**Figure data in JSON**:
== == ==

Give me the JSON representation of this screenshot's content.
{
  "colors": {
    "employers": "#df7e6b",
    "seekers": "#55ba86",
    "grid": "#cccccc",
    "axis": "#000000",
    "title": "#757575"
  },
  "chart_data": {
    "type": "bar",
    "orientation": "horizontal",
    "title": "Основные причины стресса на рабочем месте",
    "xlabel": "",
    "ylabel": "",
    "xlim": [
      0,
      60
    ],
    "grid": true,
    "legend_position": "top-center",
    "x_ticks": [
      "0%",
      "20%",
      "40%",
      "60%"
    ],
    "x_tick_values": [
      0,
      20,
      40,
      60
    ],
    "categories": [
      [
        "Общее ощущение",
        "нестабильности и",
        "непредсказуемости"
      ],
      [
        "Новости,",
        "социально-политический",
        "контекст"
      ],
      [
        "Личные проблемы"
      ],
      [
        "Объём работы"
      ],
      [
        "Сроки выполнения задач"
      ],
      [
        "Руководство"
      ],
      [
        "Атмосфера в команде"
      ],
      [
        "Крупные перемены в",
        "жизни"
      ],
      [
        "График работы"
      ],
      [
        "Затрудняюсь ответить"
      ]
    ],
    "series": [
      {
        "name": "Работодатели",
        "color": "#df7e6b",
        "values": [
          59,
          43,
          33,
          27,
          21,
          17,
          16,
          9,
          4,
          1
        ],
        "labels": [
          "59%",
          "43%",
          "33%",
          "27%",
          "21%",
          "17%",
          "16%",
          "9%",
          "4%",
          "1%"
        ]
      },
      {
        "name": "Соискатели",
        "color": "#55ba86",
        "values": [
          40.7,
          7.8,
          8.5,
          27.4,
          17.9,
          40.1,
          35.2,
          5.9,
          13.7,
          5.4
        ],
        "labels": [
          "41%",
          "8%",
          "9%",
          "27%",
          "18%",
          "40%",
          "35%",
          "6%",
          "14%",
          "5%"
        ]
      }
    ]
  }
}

== == ==

**Work to be completed**:
Copy the data above in full, character for character.

**The answer**:
Give me the JSON representation of this screenshot's content.
{
  "colors": {
    "employers": "#df7e6b",
    "seekers": "#55ba86",
    "grid": "#cccccc",
    "axis": "#000000",
    "title": "#757575"
  },
  "chart_data": {
    "type": "bar",
    "orientation": "horizontal",
    "title": "Основные причины стресса на рабочем месте",
    "xlabel": "",
    "ylabel": "",
    "xlim": [
      0,
      60
    ],
    "grid": true,
    "legend_position": "top-center",
    "x_ticks": [
      "0%",
      "20%",
      "40%",
      "60%"
    ],
    "x_tick_values": [
      0,
      20,
      40,
      60
    ],
    "categories": [
      [
        "Общее ощущение",
        "нестабильности и",
        "непредсказуемости"
      ],
      [
        "Новости,",
        "социально-политический",
        "контекст"
      ],
      [
        "Личные проблемы"
      ],
      [
        "Объём работы"
      ],
      [
        "Сроки выполнения задач"
      ],
      [
        "Руководство"
      ],
      [
        "Атмосфера в команде"
      ],
      [
        "Крупные перемены в",
        "жизни"
      ],
      [
        "График работы"
      ],
      [
        "Затрудняюсь ответить"
      ]
    ],
    "series": [
      {
        "name": "Работодатели",
        "color": "#df7e6b",
        "values": [
          59,
          43,
          33,
          27,
          21,
          17,
          16,
          9,
          4,
          1
        ],
        "labels": [
          "59%",
          "43%",
          "33%",
          "27%",
          "21%",
          "17%",
          "16%",
          "9%",
          "4%",
          "1%"
        ]
      },
      {
        "name": "Соискатели",
        "color": "#55ba86",
        "values": [
          40.7,
          7.8,
          8.5,
          27.4,
          17.9,
          40.1,
          35.2,
          5.9,
          13.7,
          5.4
        ],
        "labels": [
          "41%",
          "8%",
          "9%",
          "27%",
          "18%",
          "40%",
          "35%",
          "6%",
          "14%",
          "5%"
        ]
      }
    ]
  }
}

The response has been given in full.